* Spatial annotation entries *
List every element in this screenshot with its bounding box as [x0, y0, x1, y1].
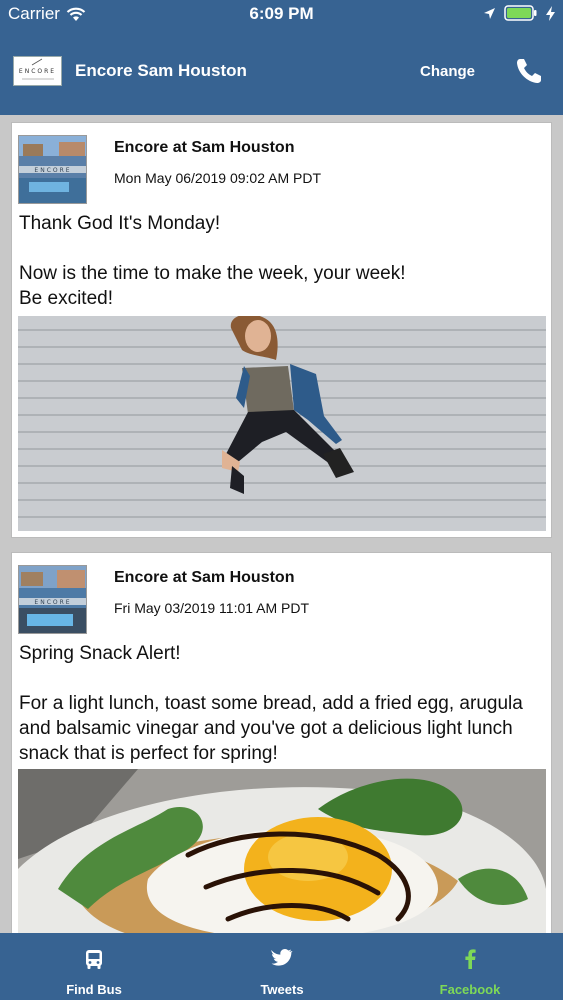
svg-text:ENCORE: ENCORE: [34, 599, 71, 606]
post-date: Mon May 06/2019 09:02 AM PDT: [114, 170, 321, 186]
post-avatar: ENCORE: [18, 135, 87, 204]
nav-bar: ENCORE Encore Sam Houston Change: [0, 42, 563, 102]
status-time: 6:09 PM: [249, 4, 314, 23]
post-text: Spring Snack Alert! For a light lunch, t…: [19, 643, 523, 764]
app-header: Carrier 6:09 PM ENCORE Encore Sam Housto…: [0, 0, 563, 115]
roof-icon: [22, 58, 54, 80]
status-bar: Carrier 6:09 PM: [0, 0, 563, 30]
post-photo[interactable]: [18, 769, 546, 933]
tab-facebook[interactable]: Facebook: [376, 933, 563, 1000]
facebook-icon: [465, 949, 476, 969]
post-text: Thank God It's Monday! Now is the time t…: [19, 213, 406, 309]
phone-button[interactable]: [514, 56, 544, 86]
phone-icon: [517, 59, 541, 83]
post-author: Encore at Sam Houston: [114, 569, 295, 586]
tab-label: Find Bus: [66, 982, 122, 997]
tab-find-bus[interactable]: Find Bus: [0, 933, 188, 1000]
bus-icon: [86, 950, 102, 969]
post-card[interactable]: ENCORE Encore at Sam Houston Fri May 03/…: [11, 552, 552, 933]
tab-label: Facebook: [439, 982, 501, 997]
post-avatar: ENCORE: [18, 565, 87, 634]
post-photo[interactable]: [18, 316, 546, 531]
svg-text:ENCORE: ENCORE: [34, 167, 71, 174]
tab-bar: Find Bus Tweets Facebook: [0, 933, 563, 1000]
tab-label: Tweets: [260, 982, 304, 997]
post-date: Fri May 03/2019 11:01 AM PDT: [114, 600, 310, 616]
change-button[interactable]: Change: [420, 63, 475, 80]
battery-icon: [504, 5, 537, 21]
encore-logo: ENCORE: [13, 56, 62, 86]
community-title: Encore Sam Houston: [75, 61, 247, 80]
location-arrow-icon: [484, 7, 495, 19]
charging-bolt-icon: [546, 5, 555, 21]
twitter-icon: [271, 949, 293, 966]
tab-tweets[interactable]: Tweets: [188, 933, 376, 1000]
post-author: Encore at Sam Houston: [114, 139, 295, 156]
post-card[interactable]: ENCORE Encore at Sam Houston Mon May 06/…: [11, 122, 552, 538]
facebook-feed[interactable]: ENCORE Encore at Sam Houston Mon May 06/…: [0, 115, 563, 933]
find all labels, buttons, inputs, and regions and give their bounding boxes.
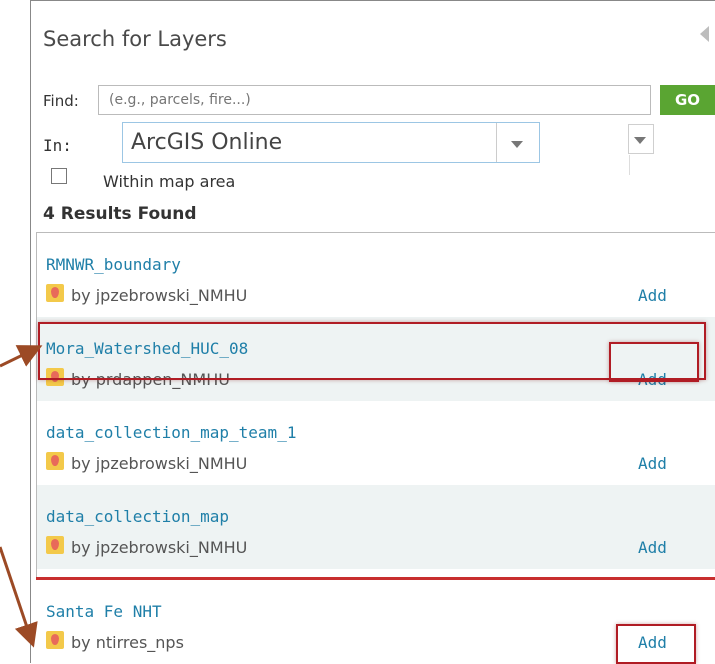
arrow-to-santa-fe-result <box>0 546 38 648</box>
arrow-to-mora-result <box>0 345 43 368</box>
annotation-arrows <box>0 345 43 648</box>
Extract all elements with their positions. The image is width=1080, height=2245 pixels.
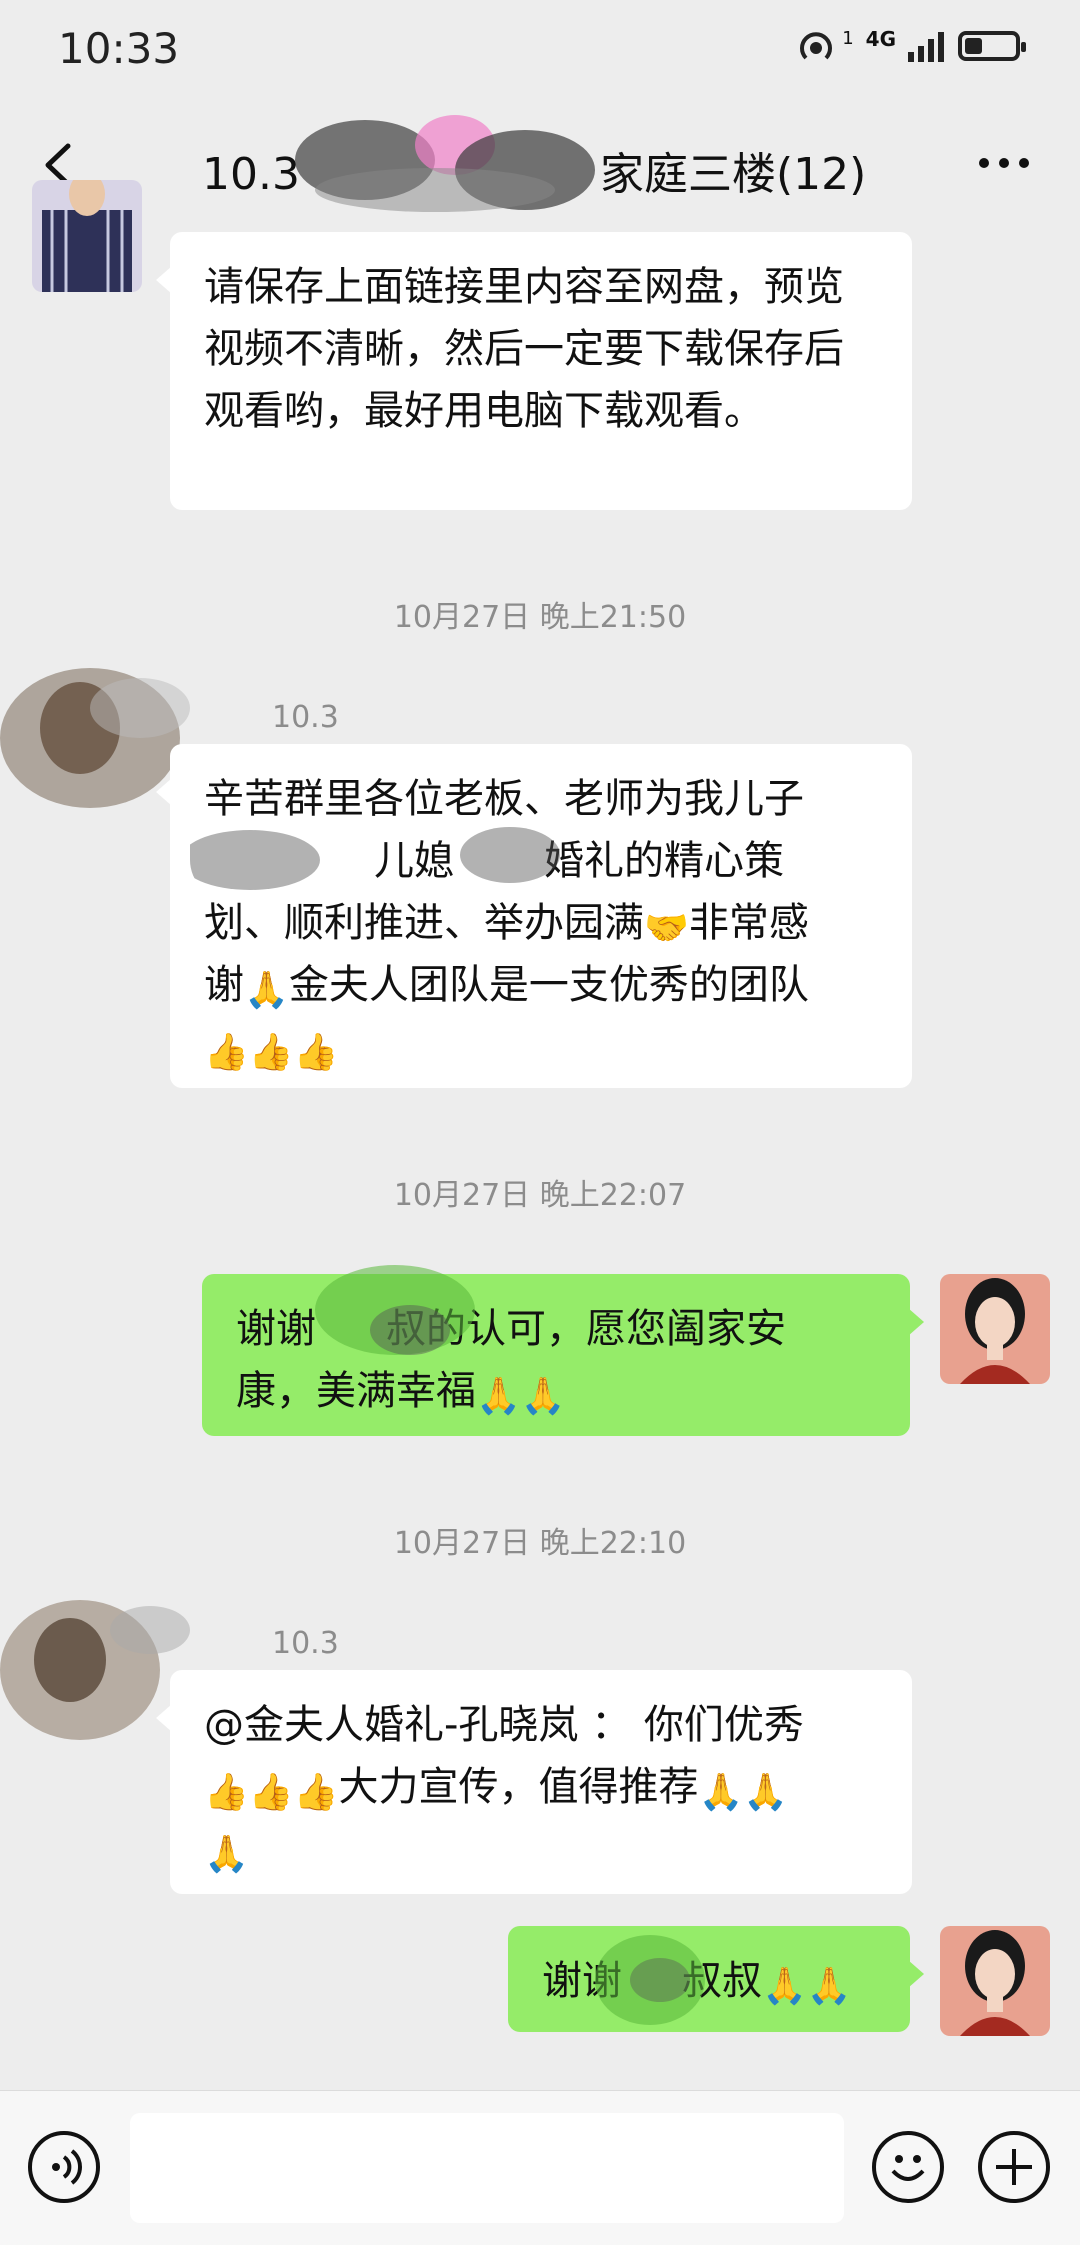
timestamp: 10月27日 晚上21:50 [393,600,687,635]
message-input[interactable] [130,2113,844,2223]
pray-icon: 🙏 [743,1772,789,1813]
timestamp: 10月27日 晚上22:10 [393,1526,687,1561]
network-type: 4G [865,27,896,51]
timestamp: 10月27日 晚上22:07 [393,1178,687,1213]
handshake-icon: 🤝 [644,908,689,949]
status-time: 10:33 [58,24,180,73]
avatar-self[interactable] [940,1274,1050,1384]
message-bubble-2[interactable]: 辛苦群里各位老板、老师为我儿子 儿媳 婚礼的精心策 划、顺利推进、举办园满🤝非常感… [156,744,912,1088]
battery-icon [958,31,1026,61]
voice-icon[interactable] [28,2131,100,2203]
redaction-scribble [315,1265,475,1355]
message-line: 👍👍👍 [204,1016,878,1078]
message-line: 👍👍👍大力宣传，值得推荐🙏🙏 [204,1764,789,1813]
message-text: 请保存上面链接里内容至网盘，预览视频不清晰，然后一定要下载保存后观看哟，最好用电… [204,264,844,434]
pray-icon: 🙏 [762,1966,807,2007]
avatar-sender-1[interactable] [32,180,142,292]
avatar-self[interactable] [940,1926,1050,2036]
redaction-scribble [190,827,560,890]
input-bar [0,2090,1080,2245]
redaction-scribble [295,115,595,212]
pray-icon: 🙏 [476,1376,521,1417]
plus-icon[interactable] [978,2131,1050,2203]
more-dots-icon[interactable] [976,154,1032,172]
pray-icon: 🙏 [520,1376,566,1417]
sim-index: 1 [842,27,854,49]
status-bar: 10:33 1 4G [0,0,1080,100]
signal-icon [908,32,944,62]
thumbs-up-icon: 👍 [248,1032,294,1073]
message-line: 划、顺利推进、举办园满🤝非常感 [204,900,809,949]
message-bubble-1[interactable]: 请保存上面链接里内容至网盘，预览视频不清晰，然后一定要下载保存后观看哟，最好用电… [156,232,912,510]
pray-icon: 🙏 [806,1966,852,2007]
message-line: @金夫人婚礼-孔晓岚 ： 你们优秀 [204,1702,804,1748]
message-bubble-4[interactable]: @金夫人婚礼-孔晓岚 ： 你们优秀 👍👍👍大力宣传，值得推荐🙏🙏 🙏 [156,1670,912,1894]
pray-icon: 🙏 [204,1834,249,1875]
thumbs-up-icon: 👍 [204,1772,249,1813]
hotspot-icon [800,32,833,60]
message-line: 🙏 [204,1818,878,1880]
sender-name: 10.3 [272,1626,339,1661]
message-line: 谢🙏金夫人团队是一支优秀的团队 [204,962,809,1011]
thumbs-up-icon: 👍 [293,1772,339,1813]
thumbs-up-icon: 👍 [248,1772,294,1813]
redaction-scribble [595,1935,705,2025]
pray-icon: 🙏 [698,1772,744,1813]
status-icons: 1 4G [798,27,1026,64]
battery-level [965,38,982,54]
thumbs-up-icon: 👍 [293,1032,339,1073]
sender-name: 10.3 [272,700,339,735]
thumbs-up-icon: 👍 [204,1032,249,1073]
pray-icon: 🙏 [244,970,289,1011]
chat-header: 10.3 家庭三楼(12) [0,100,1080,230]
smiley-icon[interactable] [872,2131,944,2203]
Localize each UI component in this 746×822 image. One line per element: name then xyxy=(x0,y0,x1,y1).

* Task description *
Write out every line of the records above word for word, leaving out the picture lines.

* Reply *
List every element in this screenshot with its bounding box as [x0, y0, x1, y1].
svg-text:ENCORE: ENCORE: [34, 599, 71, 606]
post-date: Mon May 06/2019 09:02 AM PDT: [114, 170, 321, 186]
post-avatar: ENCORE: [18, 135, 87, 204]
nav-bar: ENCORE Encore Sam Houston Change: [0, 42, 563, 102]
status-time: 6:09 PM: [249, 4, 314, 23]
post-text: Spring Snack Alert! For a light lunch, t…: [19, 643, 523, 764]
app-header: Carrier 6:09 PM ENCORE Encore Sam Housto…: [0, 0, 563, 115]
roof-icon: [22, 58, 54, 80]
status-bar: Carrier 6:09 PM: [0, 0, 563, 30]
post-photo[interactable]: [18, 769, 546, 933]
tab-facebook[interactable]: Facebook: [376, 933, 563, 1000]
facebook-icon: [465, 949, 476, 969]
post-text: Thank God It's Monday! Now is the time t…: [19, 213, 406, 309]
phone-button[interactable]: [514, 56, 544, 86]
phone-icon: [517, 59, 541, 83]
post-author: Encore at Sam Houston: [114, 569, 295, 586]
tab-label: Find Bus: [66, 982, 122, 997]
tab-find-bus[interactable]: Find Bus: [0, 933, 188, 1000]
bus-icon: [86, 950, 102, 969]
post-card[interactable]: ENCORE Encore at Sam Houston Fri May 03/…: [11, 552, 552, 933]
tab-label: Facebook: [439, 982, 501, 997]
post-avatar: ENCORE: [18, 565, 87, 634]
post-photo[interactable]: [18, 316, 546, 531]
svg-text:ENCORE: ENCORE: [34, 167, 71, 174]
tab-bar: Find Bus Tweets Facebook: [0, 933, 563, 1000]
tab-label: Tweets: [260, 982, 304, 997]
post-date: Fri May 03/2019 11:01 AM PDT: [114, 600, 310, 616]
change-button[interactable]: Change: [420, 63, 475, 80]
battery-icon: [504, 5, 537, 21]
encore-logo: ENCORE: [13, 56, 62, 86]
community-title: Encore Sam Houston: [75, 61, 247, 80]
location-arrow-icon: [484, 7, 495, 19]
charging-bolt-icon: [546, 5, 555, 21]
twitter-icon: [271, 949, 293, 966]
tab-tweets[interactable]: Tweets: [188, 933, 376, 1000]
post-author: Encore at Sam Houston: [114, 139, 295, 156]
post-card[interactable]: ENCORE Encore at Sam Houston Mon May 06/…: [11, 122, 552, 538]
facebook-feed[interactable]: ENCORE Encore at Sam Houston Mon May 06/…: [0, 115, 563, 933]
find all labels, buttons, inputs, and regions and give their bounding boxes.
arrow-to-santa-fe-result <box>0 546 38 648</box>
arrow-to-mora-result <box>0 345 43 368</box>
annotation-arrows <box>0 345 43 648</box>
Extract all elements with their positions. The image is width=1080, height=2245 pixels.
timestamp: 10月27日 晚上21:50 [393,600,687,635]
message-input[interactable] [130,2113,844,2223]
pray-icon: 🙏 [743,1772,789,1813]
timestamp: 10月27日 晚上22:10 [393,1526,687,1561]
network-type: 4G [865,27,896,51]
timestamp: 10月27日 晚上22:07 [393,1178,687,1213]
handshake-icon: 🤝 [644,908,689,949]
status-time: 10:33 [58,24,180,73]
avatar-self[interactable] [940,1274,1050,1384]
message-bubble-2[interactable]: 辛苦群里各位老板、老师为我儿子 儿媳 婚礼的精心策 划、顺利推进、举办园满🤝非常感… [156,744,912,1088]
battery-icon [958,31,1026,61]
voice-icon[interactable] [28,2131,100,2203]
redaction-scribble [315,1265,475,1355]
message-line: 👍👍👍 [204,1016,878,1078]
message-line: 👍👍👍大力宣传，值得推荐🙏🙏 [204,1764,789,1813]
message-text: 请保存上面链接里内容至网盘，预览视频不清晰，然后一定要下载保存后观看哟，最好用电… [204,264,844,434]
pray-icon: 🙏 [762,1966,807,2007]
avatar-sender-1[interactable] [32,180,142,292]
avatar-self[interactable] [940,1926,1050,2036]
redaction-scribble [190,827,560,890]
input-bar [0,2090,1080,2245]
redaction-scribble [295,115,595,212]
pray-icon: 🙏 [476,1376,521,1417]
plus-icon[interactable] [978,2131,1050,2203]
more-dots-icon[interactable] [976,154,1032,172]
pray-icon: 🙏 [520,1376,566,1417]
sim-index: 1 [842,27,854,49]
status-bar: 10:33 1 4G [0,0,1080,100]
signal-icon [908,32,944,62]
thumbs-up-icon: 👍 [248,1032,294,1073]
message-line: 划、顺利推进、举办园满🤝非常感 [204,900,809,949]
message-bubble-1[interactable]: 请保存上面链接里内容至网盘，预览视频不清晰，然后一定要下载保存后观看哟，最好用电… [156,232,912,510]
pray-icon: 🙏 [806,1966,852,2007]
message-line: @金夫人婚礼-孔晓岚 ： 你们优秀 [204,1702,804,1748]
message-bubble-4[interactable]: @金夫人婚礼-孔晓岚 ： 你们优秀 👍👍👍大力宣传，值得推荐🙏🙏 🙏 [156,1670,912,1894]
pray-icon: 🙏 [204,1834,249,1875]
thumbs-up-icon: 👍 [204,1772,249,1813]
hotspot-icon [800,32,833,60]
message-line: 🙏 [204,1818,878,1880]
sender-name: 10.3 [272,1626,339,1661]
message-line: 谢🙏金夫人团队是一支优秀的团队 [204,962,809,1011]
thumbs-up-icon: 👍 [293,1772,339,1813]
thumbs-up-icon: 👍 [248,1772,294,1813]
redaction-scribble [595,1935,705,2025]
pray-icon: 🙏 [698,1772,744,1813]
status-icons: 1 4G [798,27,1026,64]
battery-level [965,38,982,54]
thumbs-up-icon: 👍 [293,1032,339,1073]
sender-name: 10.3 [272,700,339,735]
thumbs-up-icon: 👍 [204,1032,249,1073]
pray-icon: 🙏 [244,970,289,1011]
chat-header: 10.3 家庭三楼(12) [0,100,1080,230]
smiley-icon[interactable] [872,2131,944,2203]
Localize each UI component in this 746×822 image. One line per element: name then xyxy=(x0,y0,x1,y1).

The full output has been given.